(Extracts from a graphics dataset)
___

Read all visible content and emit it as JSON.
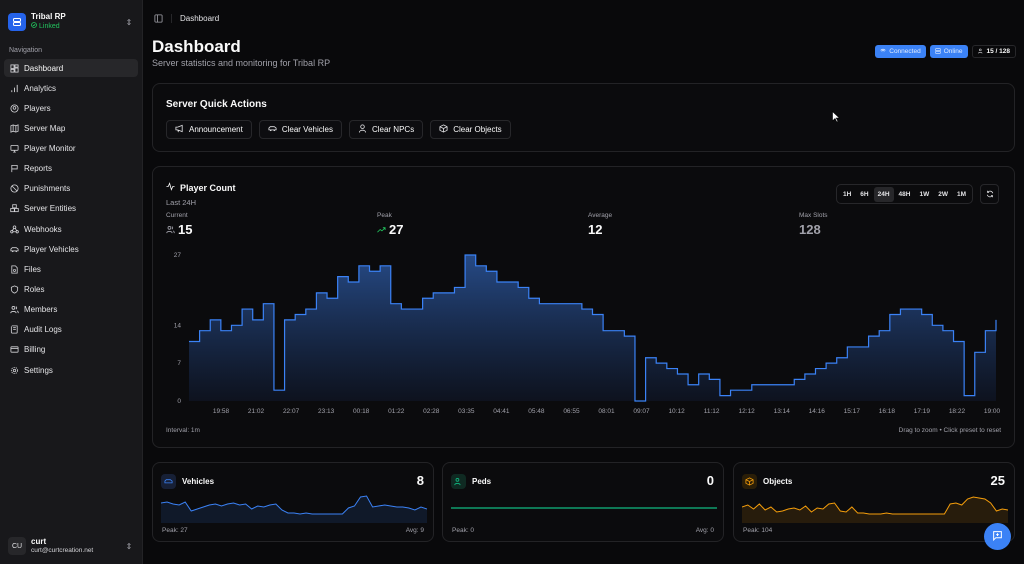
{
  "team": {
    "name": "Tribal RP",
    "status": "Linked"
  },
  "sidebar": {
    "section_label": "Navigation",
    "items": [
      {
        "label": "Dashboard",
        "icon": "dashboard-icon",
        "active": true
      },
      {
        "label": "Analytics",
        "icon": "bar-chart-icon"
      },
      {
        "label": "Players",
        "icon": "user-circle-icon"
      },
      {
        "label": "Server Map",
        "icon": "map-icon"
      },
      {
        "label": "Player Monitor",
        "icon": "monitor-icon"
      },
      {
        "label": "Reports",
        "icon": "flag-icon"
      },
      {
        "label": "Punishments",
        "icon": "ban-icon"
      },
      {
        "label": "Server Entities",
        "icon": "boxes-icon"
      },
      {
        "label": "Webhooks",
        "icon": "webhook-icon"
      },
      {
        "label": "Player Vehicles",
        "icon": "car-icon"
      },
      {
        "label": "Files",
        "icon": "file-icon"
      },
      {
        "label": "Roles",
        "icon": "shield-icon"
      },
      {
        "label": "Members",
        "icon": "users-icon"
      },
      {
        "label": "Audit Logs",
        "icon": "scroll-icon"
      },
      {
        "label": "Billing",
        "icon": "credit-card-icon"
      },
      {
        "label": "Settings",
        "icon": "gear-icon"
      }
    ]
  },
  "user": {
    "initials": "CU",
    "name": "curt",
    "email": "curt@curtcreation.net"
  },
  "header": {
    "breadcrumb": "Dashboard"
  },
  "page": {
    "title": "Dashboard",
    "subtitle": "Server statistics and monitoring for Tribal RP",
    "badges": {
      "connected": "Connected",
      "online": "Online",
      "players": "15 / 128"
    }
  },
  "quick_actions": {
    "title": "Server Quick Actions",
    "buttons": [
      "Announcement",
      "Clear Vehicles",
      "Clear NPCs",
      "Clear Objects"
    ]
  },
  "player_count": {
    "title": "Player Count",
    "range_label": "Last 24H",
    "stats": [
      {
        "label": "Current",
        "value": "15"
      },
      {
        "label": "Peak",
        "value": "27"
      },
      {
        "label": "Average",
        "value": "12"
      },
      {
        "label": "Max Slots",
        "value": "128"
      }
    ],
    "ranges": [
      "1H",
      "6H",
      "24H",
      "48H",
      "1W",
      "2W",
      "1M"
    ],
    "active_range": "24H",
    "interval": "Interval: 1m",
    "hint": "Drag to zoom • Click preset to reset"
  },
  "chart_data": {
    "type": "area",
    "title": "Player Count",
    "subtitle": "Last 24H",
    "xlabel": "",
    "ylabel": "",
    "y_ticks": [
      "0",
      "7",
      "14",
      "27"
    ],
    "ylim": [
      0,
      27
    ],
    "x_ticks": [
      "19:58",
      "21:02",
      "22:07",
      "23:13",
      "00:18",
      "01:22",
      "02:28",
      "03:35",
      "04:41",
      "05:48",
      "06:55",
      "08:01",
      "09:07",
      "10:12",
      "11:12",
      "12:12",
      "13:14",
      "14:16",
      "15:17",
      "16:18",
      "17:19",
      "18:22",
      "19:00"
    ],
    "series": [
      {
        "name": "Players",
        "color": "#3b82f6",
        "x": [
          "19:00",
          "19:20",
          "19:40",
          "19:58",
          "20:15",
          "20:30",
          "20:45",
          "21:00",
          "21:02",
          "21:10",
          "21:30",
          "21:50",
          "22:07",
          "22:20",
          "22:40",
          "22:55",
          "23:13",
          "23:30",
          "23:45",
          "00:00",
          "00:10",
          "00:18",
          "00:35",
          "00:50",
          "01:05",
          "01:22",
          "01:40",
          "01:55",
          "02:05",
          "02:20",
          "02:28",
          "02:45",
          "03:00",
          "03:15",
          "03:35",
          "03:50",
          "04:10",
          "04:25",
          "04:41",
          "05:00",
          "05:20",
          "05:40",
          "05:48",
          "05:55",
          "06:10",
          "06:30",
          "06:55",
          "07:20",
          "07:40",
          "08:01",
          "08:20",
          "08:40",
          "09:07",
          "09:30",
          "10:12",
          "10:40",
          "11:12",
          "11:40",
          "12:12",
          "12:40",
          "13:14",
          "13:40",
          "14:16",
          "14:40",
          "15:00",
          "15:17",
          "15:40",
          "16:18",
          "16:40",
          "17:00",
          "17:19",
          "17:40",
          "17:55",
          "18:05",
          "18:22",
          "18:40",
          "19:00"
        ],
        "values": [
          11,
          13,
          15,
          13,
          14,
          17,
          15,
          18,
          2,
          15,
          16,
          17,
          20,
          19,
          23,
          22,
          25,
          24,
          25,
          18,
          17,
          17,
          19,
          20,
          20,
          21,
          27,
          25,
          24,
          22,
          22,
          21,
          19,
          18,
          18,
          18,
          18,
          17,
          16,
          13,
          13,
          12,
          0,
          8,
          7,
          6,
          5,
          3,
          5,
          4,
          1,
          2,
          2,
          3,
          3,
          3,
          3,
          4,
          5,
          6,
          7,
          8,
          10,
          10,
          12,
          13,
          16,
          17,
          17,
          16,
          14,
          13,
          11,
          1,
          9,
          13,
          15
        ]
      }
    ]
  },
  "mini_cards": [
    {
      "title": "Vehicles",
      "value": "8",
      "peak": "Peak: 27",
      "avg": "Avg: 9",
      "color": "#3b82f6",
      "icon": "car-icon"
    },
    {
      "title": "Peds",
      "value": "0",
      "peak": "Peak: 0",
      "avg": "Avg: 0",
      "color": "#10b981",
      "icon": "users-icon"
    },
    {
      "title": "Objects",
      "value": "25",
      "peak": "Peak: 104",
      "avg": "Avg: ...",
      "color": "#f59e0b",
      "icon": "box-icon"
    }
  ]
}
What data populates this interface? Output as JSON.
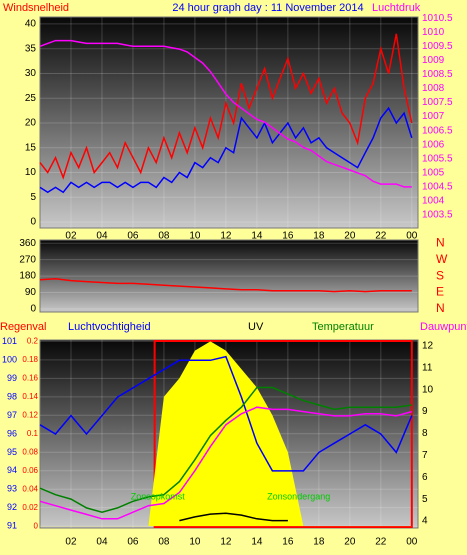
{
  "chart_data": [
    {
      "type": "line",
      "title": "24 hour graph day : 11 November 2014",
      "y_label": "Windsnelheid",
      "y2_label": "Luchtdruk",
      "x": [
        0,
        0.5,
        1,
        1.5,
        2,
        2.5,
        3,
        3.5,
        4,
        4.5,
        5,
        5.5,
        6,
        6.5,
        7,
        7.5,
        8,
        8.5,
        9,
        9.5,
        10,
        10.5,
        11,
        11.5,
        12,
        12.5,
        13,
        13.5,
        14,
        14.5,
        15,
        15.5,
        16,
        16.5,
        17,
        17.5,
        18,
        18.5,
        19,
        19.5,
        20,
        20.5,
        21,
        21.5,
        22,
        22.5,
        23,
        23.5,
        24
      ],
      "xlim": [
        0,
        24.4
      ],
      "xticks": [
        {
          "value": 2,
          "label": "02"
        },
        {
          "value": 4,
          "label": "04"
        },
        {
          "value": 6,
          "label": "06"
        },
        {
          "value": 8,
          "label": "08"
        },
        10,
        12,
        14,
        16,
        18,
        20,
        22,
        {
          "value": 24,
          "label": "00"
        }
      ],
      "ylim": [
        -1.2,
        41.4
      ],
      "yticks": [
        0,
        5,
        10,
        15,
        20,
        25,
        30,
        35,
        40
      ],
      "y2lim": [
        1003.04,
        1010.54
      ],
      "y2ticks": [
        1003.5,
        1004,
        1004.5,
        1005,
        1005.5,
        1006,
        1006.5,
        1007,
        1007.5,
        1008,
        1008.5,
        1009,
        1009.5,
        1010,
        1010.5
      ],
      "grid": true,
      "series": [
        {
          "color": "#ff0000",
          "axis": "y",
          "values": [
            12,
            10,
            13,
            9,
            14,
            11,
            15,
            10,
            12,
            14,
            11,
            16,
            13,
            10,
            15,
            12,
            17,
            13,
            18,
            14,
            19,
            15,
            21,
            17,
            24,
            20,
            28,
            23,
            27,
            31,
            25,
            29,
            33,
            27,
            30,
            26,
            29,
            24,
            27,
            22,
            20,
            16,
            25,
            28,
            35,
            30,
            38,
            27,
            20
          ]
        },
        {
          "color": "#0000ff",
          "axis": "y",
          "values": [
            7,
            6,
            7,
            6,
            8,
            7,
            8,
            7,
            8,
            8,
            7,
            8,
            7,
            8,
            8,
            7,
            9,
            8,
            10,
            9,
            12,
            11,
            13,
            12,
            15,
            14,
            21,
            19,
            17,
            20,
            16,
            18,
            20,
            17,
            19,
            16,
            17,
            15,
            14,
            13,
            12,
            11,
            14,
            17,
            21,
            23,
            20,
            22,
            17
          ]
        },
        {
          "color": "#ff00ff",
          "axis": "y2",
          "values": [
            1009.5,
            1009.6,
            1009.7,
            1009.7,
            1009.7,
            1009.65,
            1009.6,
            1009.6,
            1009.6,
            1009.6,
            1009.6,
            1009.55,
            1009.5,
            1009.5,
            1009.5,
            1009.5,
            1009.5,
            1009.45,
            1009.4,
            1009.3,
            1009.1,
            1008.9,
            1008.6,
            1008.2,
            1007.8,
            1007.5,
            1007.3,
            1007.1,
            1006.9,
            1006.8,
            1006.6,
            1006.4,
            1006.2,
            1006.1,
            1005.9,
            1005.8,
            1005.6,
            1005.4,
            1005.3,
            1005.2,
            1005.1,
            1005.0,
            1004.9,
            1004.7,
            1004.6,
            1004.6,
            1004.6,
            1004.5,
            1004.5
          ]
        }
      ]
    },
    {
      "type": "line",
      "x": [
        0,
        1,
        2,
        3,
        4,
        5,
        6,
        7,
        8,
        9,
        10,
        11,
        12,
        13,
        14,
        15,
        16,
        17,
        18,
        19,
        20,
        21,
        22,
        23,
        24
      ],
      "xlim": [
        0,
        24.4
      ],
      "ylim": [
        -17,
        378
      ],
      "yticks": [
        0,
        90,
        180,
        270,
        360
      ],
      "y2lim": [
        -17,
        378
      ],
      "y2ticks": [
        {
          "value": 360,
          "label": "N"
        },
        {
          "value": 270,
          "label": "W"
        },
        {
          "value": 180,
          "label": "S"
        },
        {
          "value": 90,
          "label": "E"
        },
        {
          "value": 0,
          "label": "N"
        }
      ],
      "grid": true,
      "series": [
        {
          "color": "#ff0000",
          "axis": "y",
          "values": [
            160,
            165,
            155,
            150,
            145,
            140,
            140,
            135,
            130,
            125,
            120,
            115,
            110,
            105,
            105,
            100,
            100,
            100,
            100,
            95,
            100,
            95,
            100,
            100,
            100
          ]
        }
      ]
    },
    {
      "type": "line",
      "y_label": "Regenval",
      "x": [
        0,
        1,
        2,
        3,
        4,
        5,
        6,
        7,
        8,
        9,
        10,
        11,
        12,
        13,
        14,
        15,
        16,
        17,
        18,
        19,
        20,
        21,
        22,
        23,
        24
      ],
      "xlim": [
        0,
        24.4
      ],
      "xticks": [
        {
          "value": 2,
          "label": "02"
        },
        {
          "value": 4,
          "label": "04"
        },
        {
          "value": 6,
          "label": "06"
        },
        {
          "value": 8,
          "label": "08"
        },
        10,
        12,
        14,
        16,
        18,
        20,
        22,
        {
          "value": 24,
          "label": "00"
        }
      ],
      "ylim": [
        -0.002,
        0.2015
      ],
      "yticks": [
        0,
        0.02,
        0.04,
        0.06,
        0.08,
        0.1,
        0.12,
        0.14,
        0.16,
        0.18,
        0.2
      ],
      "y3lim": [
        90.9,
        101.1
      ],
      "y3ticks": [
        91,
        92,
        93,
        94,
        95,
        96,
        97,
        98,
        99,
        100,
        101
      ],
      "y2lim": [
        3.68,
        12.27
      ],
      "y2ticks": [
        4,
        5,
        6,
        7,
        8,
        9,
        10,
        11,
        12
      ],
      "grid": true,
      "highlight": [
        7.4,
        24
      ],
      "annotations": [
        {
          "text": "Zonsopkomst",
          "x": 7.6
        },
        {
          "text": "Zonsondergang",
          "x": 16.7
        }
      ],
      "series": [
        {
          "color": "#ffff00",
          "axis": "y",
          "style": "area",
          "values": [
            0,
            0,
            0,
            0,
            0,
            0,
            0,
            0,
            0.14,
            0.16,
            0.19,
            0.2,
            0.19,
            0.17,
            0.15,
            0.12,
            0.08,
            0,
            0,
            0,
            0,
            0,
            0,
            0,
            0
          ]
        },
        {
          "name": "UV",
          "color": "#000000",
          "axis": "y",
          "values": [
            null,
            null,
            null,
            null,
            null,
            null,
            null,
            null,
            null,
            0.006,
            0.01,
            0.013,
            0.014,
            0.012,
            0.008,
            0.006,
            0.006,
            null,
            null,
            null,
            null,
            null,
            null,
            null,
            null
          ]
        },
        {
          "name": "Luchtvochtigheid",
          "color": "#0000ff",
          "axis": "y3",
          "values": [
            96.5,
            96,
            97,
            96,
            97,
            98,
            98.5,
            99,
            99.5,
            100,
            100,
            100,
            100.2,
            98,
            95.5,
            94,
            94,
            94,
            95,
            95.5,
            96,
            96.5,
            96,
            95,
            97
          ]
        },
        {
          "name": "Temperatuur",
          "color": "#008000",
          "axis": "y2",
          "values": [
            5.5,
            5.2,
            5.0,
            4.6,
            4.4,
            4.6,
            4.9,
            5.1,
            5.2,
            5.8,
            6.8,
            7.9,
            8.6,
            9.2,
            10.1,
            10.1,
            9.8,
            9.5,
            9.3,
            9.1,
            9.2,
            9.2,
            9.2,
            9.2,
            9.3
          ]
        },
        {
          "name": "Dauwpunt",
          "color": "#ff00ff",
          "axis": "y2",
          "values": [
            4.9,
            4.7,
            4.5,
            4.3,
            4.1,
            4.1,
            4.4,
            4.7,
            4.8,
            5.3,
            6.3,
            7.4,
            8.4,
            8.9,
            9.2,
            9.1,
            9.1,
            9.0,
            8.9,
            8.8,
            8.8,
            8.9,
            8.9,
            8.8,
            9.0
          ]
        }
      ]
    }
  ]
}
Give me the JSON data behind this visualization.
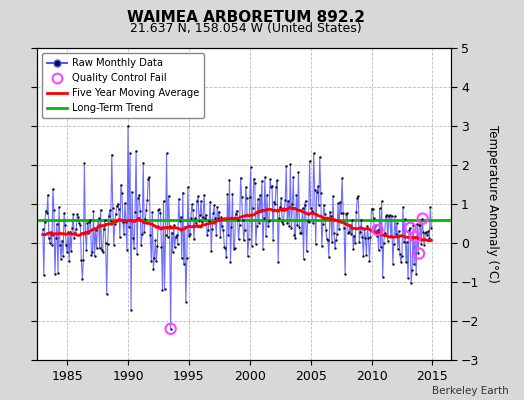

___

▶ _WHAT TO PRODUCE_: Gather up every line in the data above that contains the word "Peak", copying each one.

▶ _EXERCISE ANSWER_:
        "label": "Peak",
      "peak": "Peak: 27",
      "peak": "Peak: 0",
      "peak": "Peak: 104",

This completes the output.